SOURCE DATA:

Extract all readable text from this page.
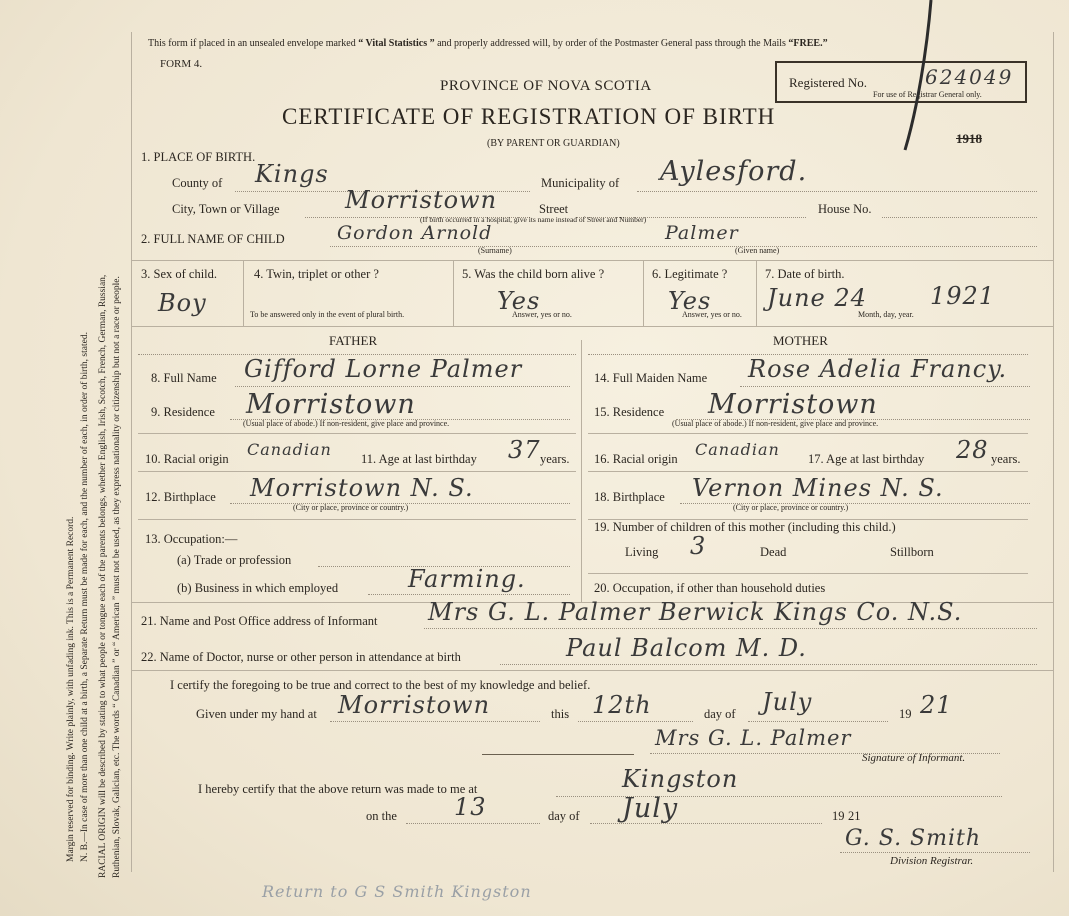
Margin reserved for binding. Write plainly, with unfading ink. This is a Permanent Record. N. B.—In case of more than one child at a birth, a Separate Return must be made for each, and the number of each, in order of birth, stated. RACIAL ORIGIN will be described by stating to what people or tongue each of the parents belongs, whether English, Irish, Scotch, French, German, Russian, Ruthenian, Slovak, Galician, etc. The words “ Canadian ” or “ American ” must not be used, as they express nationality or citizenship but not a race or people.
This form if placed in an unsealed envelope marked “ Vital Statistics ” and properly addressed will, by order of the Postmaster General pass through the Mails “FREE.”
FORM 4.
PROVINCE OF NOVA SCOTIA
CERTIFICATE OF REGISTRATION OF BIRTH
(BY PARENT OR GUARDIAN)
Registered No.	624049
For use of Registrar General only.
1918
1. PLACE OF BIRTH.
County of Kings	Municipality of Aylesford.
City, Town or Village	Morristown	Street	House No.
(If birth occurred in a hospital, give its name instead of Street and Number)
2. FULL NAME OF CHILD	Gordon Arnold	Palmer
(Surname)	(Given name)
3. Sex of child.
Boy
4. Twin, triplet or other ?
To be answered only in the event of plural birth.
5. Was the child born alive ?
Yes
Answer, yes or no.
6. Legitimate ?
Yes
Answer, yes or no.
7. Date of birth.
June 24	1921
Month, day, year.
FATHER	MOTHER
8. Full Name Gifford Lorne Palmer
9. Residence Morristown
(Usual place of abode.) If non-resident, give place and province.
10. Racial origin Canadian 11. Age at last birthday 37 years.
12. Birthplace Morristown N. S.
(City or place, province or country.)
13. Occupation:—
(a) Trade or profession
(b) Business in which employed	Farming.
14. Full Maiden Name Rose Adelia Francy.
15. Residence Morristown
(Usual place of abode.) If non-resident, give place and province.
16. Racial origin Canadian 17. Age at last birthday 28 years.
18. Birthplace Vernon Mines N. S.
(City or place, province or country.)
19. Number of children of this mother (including this child.)
Living 3	Dead	Stillborn
20. Occupation, if other than household duties
21. Name and Post Office address of Informant Mrs G. L. Palmer Berwick Kings Co. N.S.
22. Name of Doctor, nurse or other person in attendance at birth	Paul Balcom M. D.
I certify the foregoing to be true and correct to the best of my knowledge and belief.
Given under my hand at Morristown	this 12th	day of July	19 21
Mrs G. L. Palmer
Signature of Informant.
I hereby certify that the above return was made to me at	Kingston
on the 13	day of July	19 21
G. S. Smith
Division Registrar.
Return to G S Smith Kingston
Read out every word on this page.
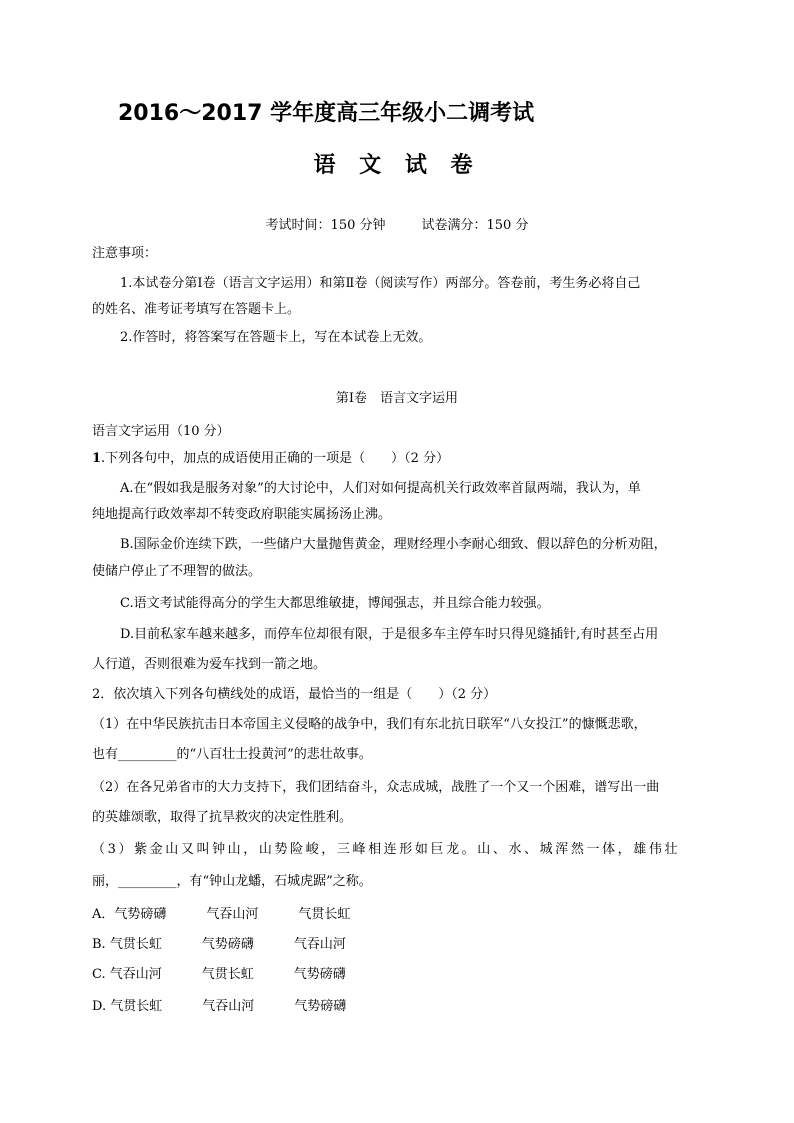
2016～2017 学年度高三年级小二调考试
语 文 试 卷
考试时间：150 分钟	试卷满分：150 分
注意事项：
1.本试卷分第Ⅰ卷（语言文字运用）和第Ⅱ卷（阅读写作）两部分。答卷前，考生务必将自己
的姓名、准考证考填写在答题卡上。
2.作答时，将答案写在答题卡上，写在本试卷上无效。
第Ⅰ卷　语言文字运用
语言文字运用（10 分）
1.下列各句中，加点的成语使用正确的一项是（　　）（2 分）
A.在“假如我是服务对象”的大讨论中，人们对如何提高机关行政效率首鼠两端，我认为，单
纯地提高行政效率却不转变政府职能实属扬汤止沸。
B.国际金价连续下跌，一些储户大量抛售黄金，理财经理小李耐心细致、假以辞色的分析劝阻，
使储户停止了不理智的做法。
C.语文考试能得高分的学生大都思维敏捷，博闻强志，并且综合能力较强。
D.目前私家车越来越多，而停车位却很有限，于是很多车主停车时只得见缝插针,有时甚至占用
人行道，否则很难为爱车找到一箭之地。
2．依次填入下列各句横线处的成语，最恰当的一组是（　　）（2 分）
（1）在中华民族抗击日本帝国主义侵略的战争中，我们有东北抗日联军“八女投江”的慷慨悲歌，
也有_________的“八百壮士投黄河”的悲壮故事。
（2）在各兄弟省市的大力支持下，我们团结奋斗，众志成城，战胜了一个又一个困难，谱写出一曲
的英雄颂歌，取得了抗旱救灾的决定性胜利。
（3）紫金山又叫钟山，山势险峻，三峰相连形如巨龙。山、水、城浑然一体，雄伟壮
丽，_________，有“钟山龙蟠，石城虎踞”之称。
A．气势磅礴	气吞山河	气贯长虹
B. 气贯长虹	气势磅礴	气吞山河
C. 气吞山河	气贯长虹	气势磅礴
D. 气贯长虹	气吞山河	气势磅礴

WRITTEN REQUEST: Scan the lines above for "General", then copy every one that has it.

TASK ANSWER:
This form if placed in an unsealed envelope marked “ Vital Statistics ” and properly addressed will, by order of the Postmaster General pass through the Mails “FREE.”
For use of Registrar General only.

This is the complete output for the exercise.